━━━ Listed entries

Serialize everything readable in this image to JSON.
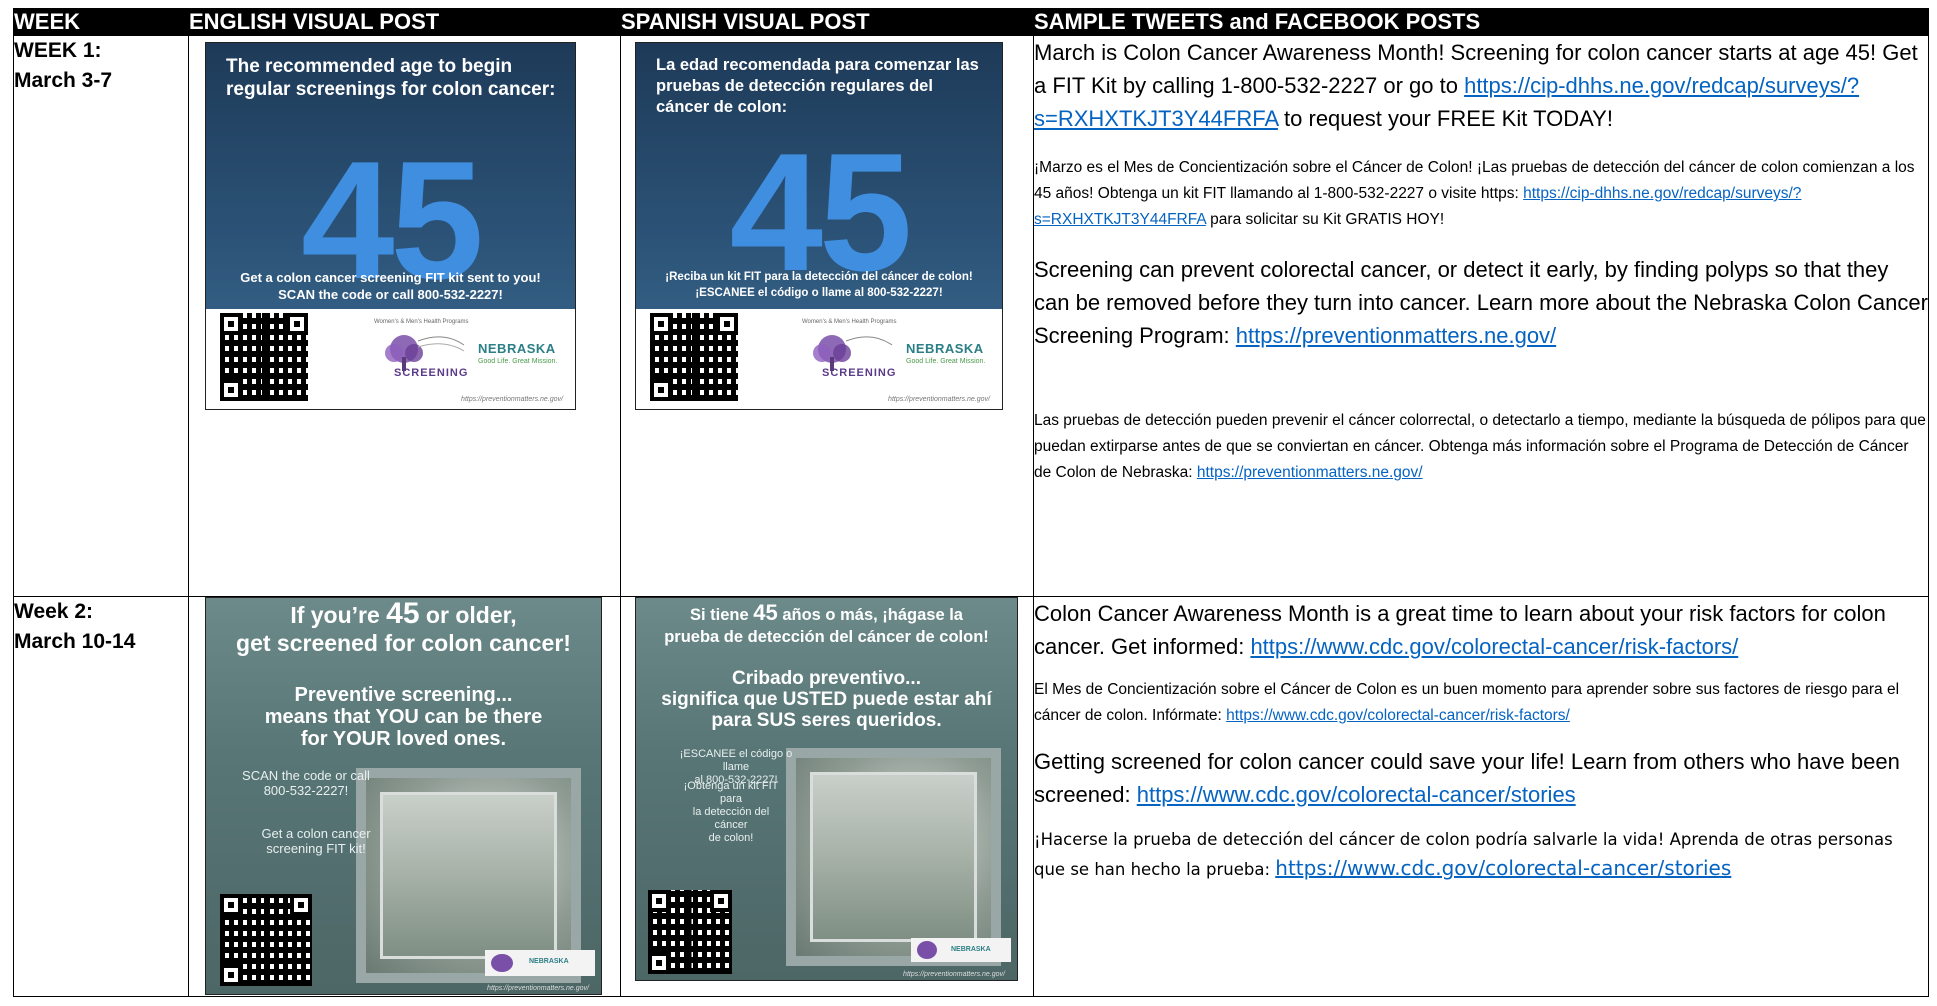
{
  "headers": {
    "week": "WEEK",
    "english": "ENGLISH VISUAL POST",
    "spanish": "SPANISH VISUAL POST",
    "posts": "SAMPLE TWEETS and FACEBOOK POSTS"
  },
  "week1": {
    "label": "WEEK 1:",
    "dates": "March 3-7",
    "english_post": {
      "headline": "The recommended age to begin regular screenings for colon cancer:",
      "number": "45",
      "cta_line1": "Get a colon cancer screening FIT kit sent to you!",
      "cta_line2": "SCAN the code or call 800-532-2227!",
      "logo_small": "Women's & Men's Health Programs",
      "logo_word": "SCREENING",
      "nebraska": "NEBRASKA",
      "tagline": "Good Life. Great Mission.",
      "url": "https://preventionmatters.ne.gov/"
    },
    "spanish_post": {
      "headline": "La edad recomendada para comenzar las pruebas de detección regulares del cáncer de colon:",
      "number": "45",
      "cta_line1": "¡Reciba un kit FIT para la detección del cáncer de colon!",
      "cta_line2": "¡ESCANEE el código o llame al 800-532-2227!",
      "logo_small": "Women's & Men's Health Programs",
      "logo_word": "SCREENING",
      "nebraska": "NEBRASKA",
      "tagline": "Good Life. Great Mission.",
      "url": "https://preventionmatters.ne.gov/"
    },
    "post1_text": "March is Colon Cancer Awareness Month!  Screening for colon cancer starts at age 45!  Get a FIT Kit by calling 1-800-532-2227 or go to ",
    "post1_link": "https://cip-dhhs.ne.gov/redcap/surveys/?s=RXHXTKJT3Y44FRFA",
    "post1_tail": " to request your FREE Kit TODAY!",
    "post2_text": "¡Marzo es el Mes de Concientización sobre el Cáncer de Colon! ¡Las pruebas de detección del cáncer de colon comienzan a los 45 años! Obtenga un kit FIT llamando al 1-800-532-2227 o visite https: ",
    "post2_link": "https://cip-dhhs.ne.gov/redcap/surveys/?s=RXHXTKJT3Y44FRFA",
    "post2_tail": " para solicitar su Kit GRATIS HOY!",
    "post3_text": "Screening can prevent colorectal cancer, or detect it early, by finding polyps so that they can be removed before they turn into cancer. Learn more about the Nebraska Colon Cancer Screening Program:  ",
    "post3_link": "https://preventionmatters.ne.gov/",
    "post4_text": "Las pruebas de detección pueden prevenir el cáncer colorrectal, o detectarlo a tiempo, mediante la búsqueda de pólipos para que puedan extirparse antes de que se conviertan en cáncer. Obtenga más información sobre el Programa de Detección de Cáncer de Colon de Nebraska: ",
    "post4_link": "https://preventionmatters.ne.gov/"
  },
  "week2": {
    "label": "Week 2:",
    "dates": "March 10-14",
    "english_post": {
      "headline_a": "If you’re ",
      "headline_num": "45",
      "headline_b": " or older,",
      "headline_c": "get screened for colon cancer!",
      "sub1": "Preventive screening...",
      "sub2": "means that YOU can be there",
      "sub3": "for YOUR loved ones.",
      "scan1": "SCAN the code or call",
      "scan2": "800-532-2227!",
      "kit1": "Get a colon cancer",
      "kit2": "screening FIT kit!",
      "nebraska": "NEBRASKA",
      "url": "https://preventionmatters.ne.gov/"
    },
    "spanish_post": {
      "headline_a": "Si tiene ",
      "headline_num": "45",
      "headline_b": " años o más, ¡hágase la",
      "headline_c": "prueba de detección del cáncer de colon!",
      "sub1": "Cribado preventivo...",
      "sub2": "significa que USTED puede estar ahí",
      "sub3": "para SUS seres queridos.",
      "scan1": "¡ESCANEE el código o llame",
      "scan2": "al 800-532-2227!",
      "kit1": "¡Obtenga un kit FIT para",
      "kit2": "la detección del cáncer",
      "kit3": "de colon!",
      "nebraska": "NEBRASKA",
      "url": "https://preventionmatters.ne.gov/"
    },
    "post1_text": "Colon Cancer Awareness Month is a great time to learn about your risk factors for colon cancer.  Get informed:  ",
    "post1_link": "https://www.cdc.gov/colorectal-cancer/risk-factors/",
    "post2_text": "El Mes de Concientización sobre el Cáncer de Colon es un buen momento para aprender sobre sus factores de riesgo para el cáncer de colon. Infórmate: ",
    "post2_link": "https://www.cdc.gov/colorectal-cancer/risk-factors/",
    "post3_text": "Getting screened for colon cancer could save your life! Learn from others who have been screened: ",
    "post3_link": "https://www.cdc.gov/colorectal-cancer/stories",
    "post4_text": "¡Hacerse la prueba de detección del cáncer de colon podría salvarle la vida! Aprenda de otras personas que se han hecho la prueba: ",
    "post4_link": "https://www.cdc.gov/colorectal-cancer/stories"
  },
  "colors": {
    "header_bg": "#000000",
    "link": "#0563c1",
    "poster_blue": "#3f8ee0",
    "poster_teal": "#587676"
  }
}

━━━━━━

:: Short task ::
Copy every line of the listing that contains the word "redcap".

:: Task output ::
    "post1_link": "https://cip-dhhs.ne.gov/redcap/surveys/?s=RXHXTKJT3Y44FRFA",
    "post2_link": "https://cip-dhhs.ne.gov/redcap/surveys/?s=RXHXTKJT3Y44FRFA",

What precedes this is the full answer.